Every entry must be copied word for word.

DATASET EXCERPTS

* * *

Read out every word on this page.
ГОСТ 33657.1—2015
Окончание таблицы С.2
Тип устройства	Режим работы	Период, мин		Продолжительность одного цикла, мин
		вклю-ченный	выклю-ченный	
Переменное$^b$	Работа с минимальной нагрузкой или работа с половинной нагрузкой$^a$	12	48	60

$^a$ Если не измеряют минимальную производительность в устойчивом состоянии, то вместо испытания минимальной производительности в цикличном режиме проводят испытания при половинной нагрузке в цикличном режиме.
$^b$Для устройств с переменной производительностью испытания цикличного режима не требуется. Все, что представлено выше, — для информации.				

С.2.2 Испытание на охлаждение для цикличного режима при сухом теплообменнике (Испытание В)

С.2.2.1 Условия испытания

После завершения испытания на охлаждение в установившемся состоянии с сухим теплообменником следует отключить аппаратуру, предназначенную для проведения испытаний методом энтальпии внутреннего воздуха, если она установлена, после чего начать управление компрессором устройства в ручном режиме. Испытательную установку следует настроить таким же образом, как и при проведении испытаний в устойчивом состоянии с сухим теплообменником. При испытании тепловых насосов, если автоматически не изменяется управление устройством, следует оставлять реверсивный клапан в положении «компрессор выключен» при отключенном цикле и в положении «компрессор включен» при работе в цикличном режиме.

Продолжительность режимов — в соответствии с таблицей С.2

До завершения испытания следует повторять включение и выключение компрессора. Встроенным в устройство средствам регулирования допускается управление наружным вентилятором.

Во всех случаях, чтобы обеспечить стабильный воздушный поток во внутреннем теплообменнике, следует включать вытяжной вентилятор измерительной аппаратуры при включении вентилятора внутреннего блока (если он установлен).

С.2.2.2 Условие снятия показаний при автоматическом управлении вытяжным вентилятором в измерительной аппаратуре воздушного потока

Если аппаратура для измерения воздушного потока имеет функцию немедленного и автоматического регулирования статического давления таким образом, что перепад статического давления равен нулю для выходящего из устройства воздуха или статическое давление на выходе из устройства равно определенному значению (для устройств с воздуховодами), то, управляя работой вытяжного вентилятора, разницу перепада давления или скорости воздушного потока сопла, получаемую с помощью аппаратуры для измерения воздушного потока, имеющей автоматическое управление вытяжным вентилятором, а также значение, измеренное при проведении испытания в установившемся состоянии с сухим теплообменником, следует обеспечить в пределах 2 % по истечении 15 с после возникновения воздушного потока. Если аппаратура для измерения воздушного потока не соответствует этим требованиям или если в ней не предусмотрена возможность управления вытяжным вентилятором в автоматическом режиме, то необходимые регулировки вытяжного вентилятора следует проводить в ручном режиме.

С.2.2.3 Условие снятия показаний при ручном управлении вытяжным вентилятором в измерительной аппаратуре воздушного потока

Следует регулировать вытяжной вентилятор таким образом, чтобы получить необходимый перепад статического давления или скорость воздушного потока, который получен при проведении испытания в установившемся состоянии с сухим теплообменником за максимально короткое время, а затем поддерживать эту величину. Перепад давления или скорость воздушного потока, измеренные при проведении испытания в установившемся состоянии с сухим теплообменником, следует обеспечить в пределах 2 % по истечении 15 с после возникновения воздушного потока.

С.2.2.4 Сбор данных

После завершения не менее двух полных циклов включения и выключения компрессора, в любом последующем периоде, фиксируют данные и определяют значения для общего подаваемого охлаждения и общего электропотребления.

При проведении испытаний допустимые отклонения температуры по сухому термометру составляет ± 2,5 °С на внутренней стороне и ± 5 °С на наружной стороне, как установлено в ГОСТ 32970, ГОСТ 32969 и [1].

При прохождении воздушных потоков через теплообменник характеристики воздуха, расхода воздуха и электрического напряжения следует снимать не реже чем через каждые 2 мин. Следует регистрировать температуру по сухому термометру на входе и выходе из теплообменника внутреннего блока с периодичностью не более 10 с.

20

* * *

TASK SOLUTION
Read out every word on this page.
ГОСТ 33657.1—2015
Окончание таблицы С.2
Тип устройства	Режим работы	Период, мин		Продолжительность одного цикла, мин
		вклю-ченный	выклю-ченный	
Переменное$^b$	Работа с минимальной нагрузкой или работа с половинной нагрузкой$^a$	12	48	60

$^a$ Если не измеряют минимальную производительность в устойчивом состоянии, то вместо испытания минимальной производительности в цикличном режиме проводят испытания при половинной нагрузке в цикличном режиме.
$^b$Для устройств с переменной производительностью испытания цикличного режима не требуется. Все, что представлено выше, — для информации.				

С.2.2 Испытание на охлаждение для цикличного режима при сухом теплообменнике (Испытание В)

С.2.2.1 Условия испытания

После завершения испытания на охлаждение в установившемся состоянии с сухим теплообменником следует отключить аппаратуру, предназначенную для проведения испытаний методом энтальпии внутреннего воздуха, если она установлена, после чего начать управление компрессором устройства в ручном режиме. Испытательную установку следует настроить таким же образом, как и при проведении испытаний в устойчивом состоянии с сухим теплообменником. При испытании тепловых насосов, если автоматически не изменяется управление устройством, следует оставлять реверсивный клапан в положении «компрессор выключен» при отключенном цикле и в положении «компрессор включен» при работе в цикличном режиме.

Продолжительность режимов — в соответствии с таблицей С.2

До завершения испытания следует повторять включение и выключение компрессора. Встроенным в устройство средствам регулирования допускается управление наружным вентилятором.

Во всех случаях, чтобы обеспечить стабильный воздушный поток во внутреннем теплообменнике, следует включать вытяжной вентилятор измерительной аппаратуры при включении вентилятора внутреннего блока (если он установлен).

С.2.2.2 Условие снятия показаний при автоматическом управлении вытяжным вентилятором в измерительной аппаратуре воздушного потока

Если аппаратура для измерения воздушного потока имеет функцию немедленного и автоматического регулирования статического давления таким образом, что перепад статического давления равен нулю для выходящего из устройства воздуха или статическое давление на выходе из устройства равно определенному значению (для устройств с воздуховодами), то, управляя работой вытяжного вентилятора, разницу перепада давления или скорости воздушного потока сопла, получаемую с помощью аппаратуры для измерения воздушного потока, имеющей автоматическое управление вытяжным вентилятором, а также значение, измеренное при проведении испытания в установившемся состоянии с сухим теплообменником, следует обеспечить в пределах 2 % по истечении 15 с после возникновения воздушного потока. Если аппаратура для измерения воздушного потока не соответствует этим требованиям или если в ней не предусмотрена возможность управления вытяжным вентилятором в автоматическом режиме, то необходимые регулировки вытяжного вентилятора следует проводить в ручном режиме.

С.2.2.3 Условие снятия показаний при ручном управлении вытяжным вентилятором в измерительной аппаратуре воздушного потока

Следует регулировать вытяжной вентилятор таким образом, чтобы получить необходимый перепад статического давления или скорость воздушного потока, который получен при проведении испытания в установившемся состоянии с сухим теплообменником за максимально короткое время, а затем поддерживать эту величину. Перепад давления или скорость воздушного потока, измеренные при проведении испытания в установившемся состоянии с сухим теплообменником, следует обеспечить в пределах 2 % по истечении 15 с после возникновения воздушного потока.

С.2.2.4 Сбор данных

После завершения не менее двух полных циклов включения и выключения компрессора, в любом последующем периоде, фиксируют данные и определяют значения для общего подаваемого охлаждения и общего электропотребления.

При проведении испытаний допустимые отклонения температуры по сухому термометру составляет ± 2,5 °С на внутренней стороне и ± 5 °С на наружной стороне, как установлено в ГОСТ 32970, ГОСТ 32969 и [1].

При прохождении воздушных потоков через теплообменник характеристики воздуха, расхода воздуха и электрического напряжения следует снимать не реже чем через каждые 2 мин. Следует регистрировать температуру по сухому термометру на входе и выходе из теплообменника внутреннего блока с периодичностью не более 10 с.

20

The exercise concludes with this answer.